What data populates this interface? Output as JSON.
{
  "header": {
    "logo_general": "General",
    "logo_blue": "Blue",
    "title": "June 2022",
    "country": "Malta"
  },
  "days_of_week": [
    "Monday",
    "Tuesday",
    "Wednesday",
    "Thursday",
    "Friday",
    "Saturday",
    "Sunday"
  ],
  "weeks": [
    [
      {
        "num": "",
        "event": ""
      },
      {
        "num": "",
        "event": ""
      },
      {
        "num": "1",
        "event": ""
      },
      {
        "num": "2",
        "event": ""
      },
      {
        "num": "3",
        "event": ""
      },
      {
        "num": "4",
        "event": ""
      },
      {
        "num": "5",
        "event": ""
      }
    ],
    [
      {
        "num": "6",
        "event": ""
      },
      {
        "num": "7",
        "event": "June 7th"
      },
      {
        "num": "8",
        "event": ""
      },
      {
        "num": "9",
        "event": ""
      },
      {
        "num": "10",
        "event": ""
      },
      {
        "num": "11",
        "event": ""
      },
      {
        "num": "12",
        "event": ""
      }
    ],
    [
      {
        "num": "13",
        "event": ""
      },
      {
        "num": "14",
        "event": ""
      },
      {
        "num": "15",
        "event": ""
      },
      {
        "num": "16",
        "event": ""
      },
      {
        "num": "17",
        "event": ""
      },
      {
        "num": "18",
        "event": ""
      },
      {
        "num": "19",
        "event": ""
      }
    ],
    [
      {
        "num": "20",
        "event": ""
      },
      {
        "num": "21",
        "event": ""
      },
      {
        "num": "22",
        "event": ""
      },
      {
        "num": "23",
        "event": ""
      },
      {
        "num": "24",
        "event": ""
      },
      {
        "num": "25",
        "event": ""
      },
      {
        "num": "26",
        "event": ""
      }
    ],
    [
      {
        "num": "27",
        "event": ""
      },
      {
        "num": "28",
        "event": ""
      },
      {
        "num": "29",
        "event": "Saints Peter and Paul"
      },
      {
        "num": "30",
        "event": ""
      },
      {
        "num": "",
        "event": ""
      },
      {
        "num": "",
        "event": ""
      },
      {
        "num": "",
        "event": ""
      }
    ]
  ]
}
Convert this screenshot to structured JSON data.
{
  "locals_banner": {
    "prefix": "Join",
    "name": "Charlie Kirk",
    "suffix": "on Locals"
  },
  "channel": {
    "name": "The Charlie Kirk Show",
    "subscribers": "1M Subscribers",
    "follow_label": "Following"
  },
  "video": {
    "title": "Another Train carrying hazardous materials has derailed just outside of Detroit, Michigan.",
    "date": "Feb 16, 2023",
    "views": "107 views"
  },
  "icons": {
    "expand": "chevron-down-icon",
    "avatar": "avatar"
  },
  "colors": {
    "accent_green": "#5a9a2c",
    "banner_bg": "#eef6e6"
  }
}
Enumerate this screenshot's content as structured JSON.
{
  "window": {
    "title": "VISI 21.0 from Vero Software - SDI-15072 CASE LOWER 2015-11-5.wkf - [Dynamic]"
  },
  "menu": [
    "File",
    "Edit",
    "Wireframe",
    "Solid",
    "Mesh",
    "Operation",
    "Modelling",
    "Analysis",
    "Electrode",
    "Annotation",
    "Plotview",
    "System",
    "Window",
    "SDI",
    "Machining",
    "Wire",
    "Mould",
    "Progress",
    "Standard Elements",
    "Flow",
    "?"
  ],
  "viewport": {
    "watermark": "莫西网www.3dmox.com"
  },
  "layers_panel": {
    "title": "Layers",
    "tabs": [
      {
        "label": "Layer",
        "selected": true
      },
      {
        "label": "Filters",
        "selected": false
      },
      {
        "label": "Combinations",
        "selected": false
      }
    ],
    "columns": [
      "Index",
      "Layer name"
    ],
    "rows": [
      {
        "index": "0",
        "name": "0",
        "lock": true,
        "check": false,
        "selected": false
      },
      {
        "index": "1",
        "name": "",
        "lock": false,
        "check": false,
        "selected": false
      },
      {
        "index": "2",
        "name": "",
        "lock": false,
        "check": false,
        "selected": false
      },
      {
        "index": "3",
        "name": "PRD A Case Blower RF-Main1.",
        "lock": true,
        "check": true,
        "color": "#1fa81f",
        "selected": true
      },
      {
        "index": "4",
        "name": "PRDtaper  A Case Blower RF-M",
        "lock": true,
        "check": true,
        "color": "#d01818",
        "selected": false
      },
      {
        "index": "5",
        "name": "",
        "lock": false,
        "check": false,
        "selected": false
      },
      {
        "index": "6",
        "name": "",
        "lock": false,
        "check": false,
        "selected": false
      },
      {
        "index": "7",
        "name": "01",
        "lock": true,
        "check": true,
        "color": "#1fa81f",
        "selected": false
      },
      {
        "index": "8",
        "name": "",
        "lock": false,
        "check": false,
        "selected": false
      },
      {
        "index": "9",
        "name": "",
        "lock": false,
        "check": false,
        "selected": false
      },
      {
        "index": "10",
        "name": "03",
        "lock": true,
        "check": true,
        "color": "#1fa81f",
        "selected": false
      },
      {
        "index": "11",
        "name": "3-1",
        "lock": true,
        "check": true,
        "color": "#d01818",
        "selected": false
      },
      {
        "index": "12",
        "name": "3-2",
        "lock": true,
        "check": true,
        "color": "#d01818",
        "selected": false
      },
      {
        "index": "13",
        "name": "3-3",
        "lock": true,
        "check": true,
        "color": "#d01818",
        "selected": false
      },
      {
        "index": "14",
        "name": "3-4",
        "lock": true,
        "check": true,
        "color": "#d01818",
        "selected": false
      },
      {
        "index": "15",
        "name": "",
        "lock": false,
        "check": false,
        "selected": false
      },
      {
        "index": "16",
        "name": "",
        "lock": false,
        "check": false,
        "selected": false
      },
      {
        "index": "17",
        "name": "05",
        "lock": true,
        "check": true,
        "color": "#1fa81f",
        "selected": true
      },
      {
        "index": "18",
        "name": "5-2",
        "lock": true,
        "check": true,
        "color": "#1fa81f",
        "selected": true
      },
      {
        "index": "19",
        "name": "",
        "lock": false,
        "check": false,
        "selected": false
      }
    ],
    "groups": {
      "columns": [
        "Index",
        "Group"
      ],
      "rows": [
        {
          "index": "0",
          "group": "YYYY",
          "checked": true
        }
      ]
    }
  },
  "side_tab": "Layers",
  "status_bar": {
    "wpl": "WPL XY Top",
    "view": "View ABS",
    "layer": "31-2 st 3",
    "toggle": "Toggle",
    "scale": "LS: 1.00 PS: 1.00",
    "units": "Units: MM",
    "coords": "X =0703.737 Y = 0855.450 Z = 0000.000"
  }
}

> _TASK TO CARRY OUT_
Collect the lines that hold "Blower".

> _FINAL RESULT_
        "name": "PRD A Case Blower RF-Main1.",
        "name": "PRDtaper  A Case Blower RF-M",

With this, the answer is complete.